Instruction – Search the listing below for the word "chevron" and copy each line that holds it.

■ ■ ■ ■ ■

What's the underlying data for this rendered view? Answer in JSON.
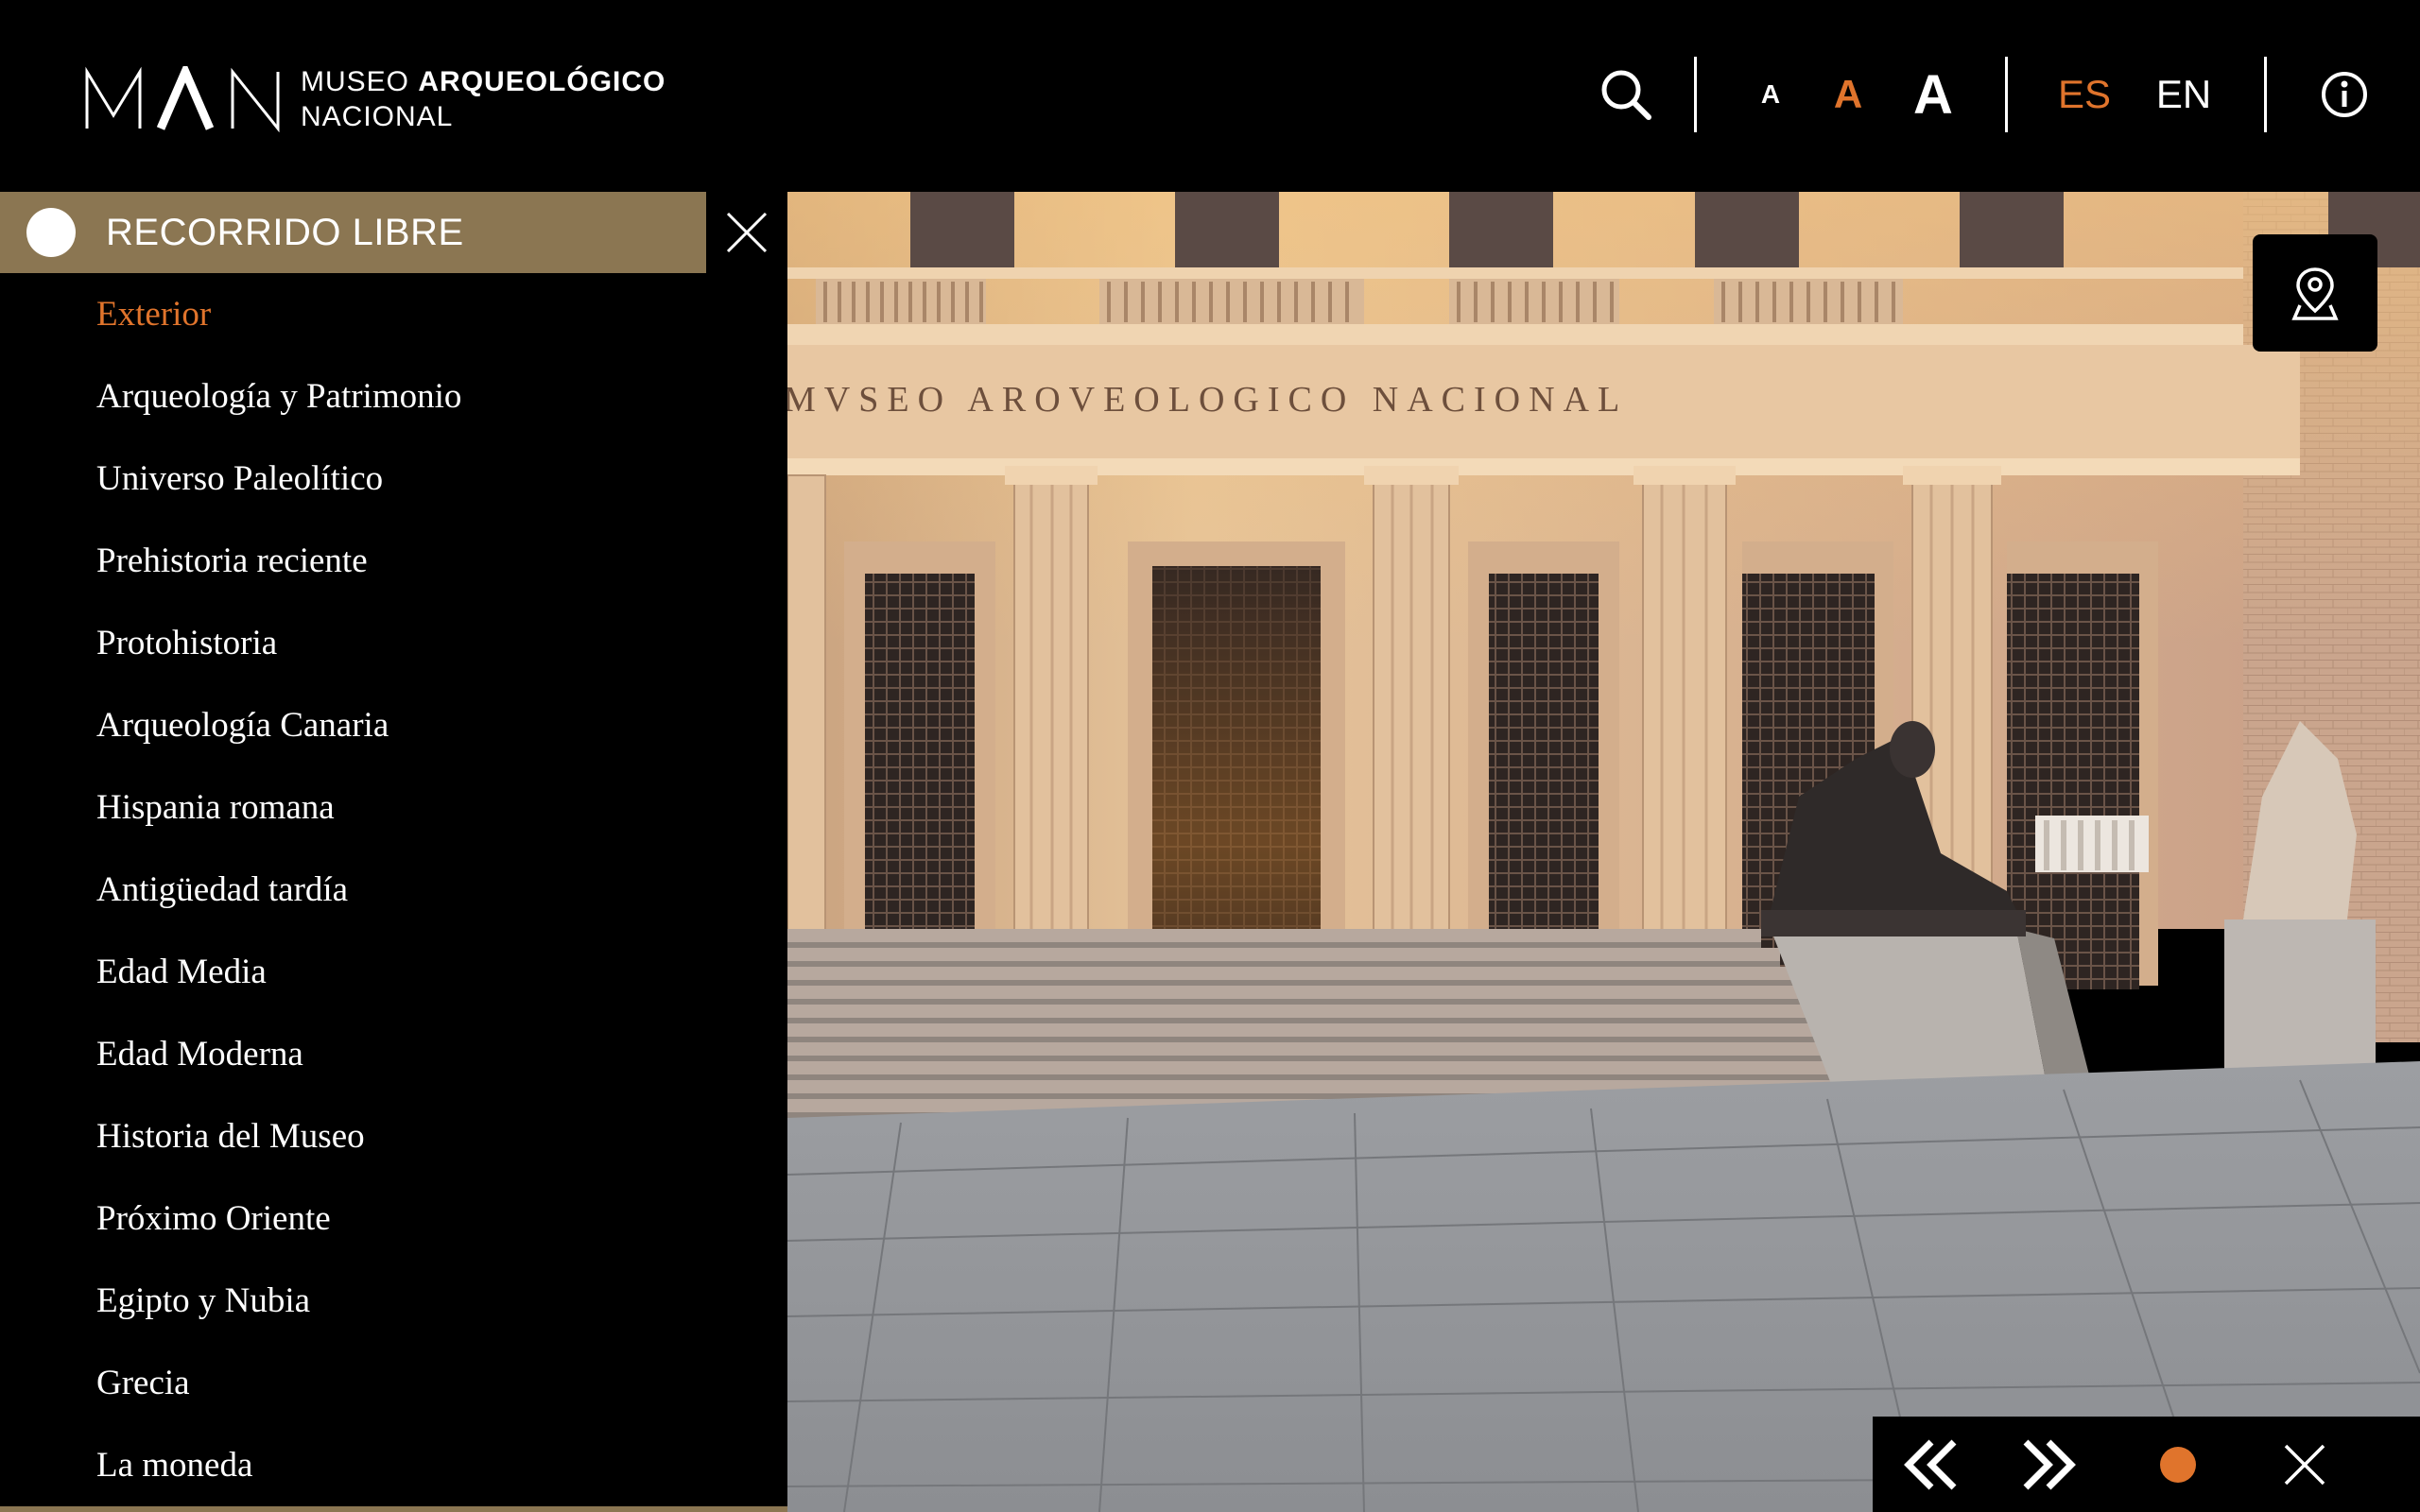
{
  "header": {
    "logo_mark": "MAN",
    "logo_line1_plain": "MUSEO ",
    "logo_line1_bold": "ARQUEOLÓGICO",
    "logo_line2": "NACIONAL",
    "font_small": "A",
    "font_medium": "A",
    "font_large": "A",
    "lang_es": "ES",
    "lang_en": "EN",
    "icons": [
      "search-icon",
      "info-icon"
    ]
  },
  "sidebar": {
    "tour_label": "RECORRIDO LIBRE",
    "items": [
      {
        "label": "Exterior",
        "active": true
      },
      {
        "label": "Arqueología y Patrimonio"
      },
      {
        "label": "Universo Paleolítico"
      },
      {
        "label": "Prehistoria reciente"
      },
      {
        "label": "Protohistoria"
      },
      {
        "label": "Arqueología Canaria"
      },
      {
        "label": "Hispania romana"
      },
      {
        "label": "Antigüedad tardía"
      },
      {
        "label": "Edad Media"
      },
      {
        "label": "Edad Moderna"
      },
      {
        "label": "Historia del Museo"
      },
      {
        "label": "Próximo Oriente"
      },
      {
        "label": "Egipto y Nubia"
      },
      {
        "label": "Grecia"
      },
      {
        "label": "La moneda"
      }
    ]
  },
  "panorama": {
    "facade_inscription": "MVSEO AROVEOLOGICO NACIONAL"
  },
  "nav_panel": {
    "icons": [
      "double-chevron-left-icon",
      "double-chevron-right-icon",
      "record-dot-icon",
      "close-icon"
    ]
  },
  "colors": {
    "accent": "#e0742c",
    "tour_bar": "#8b7652",
    "background": "#000000"
  }
}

■ ■ ■ ■ ■

Exercise result –
      "double-chevron-left-icon",
      "double-chevron-right-icon",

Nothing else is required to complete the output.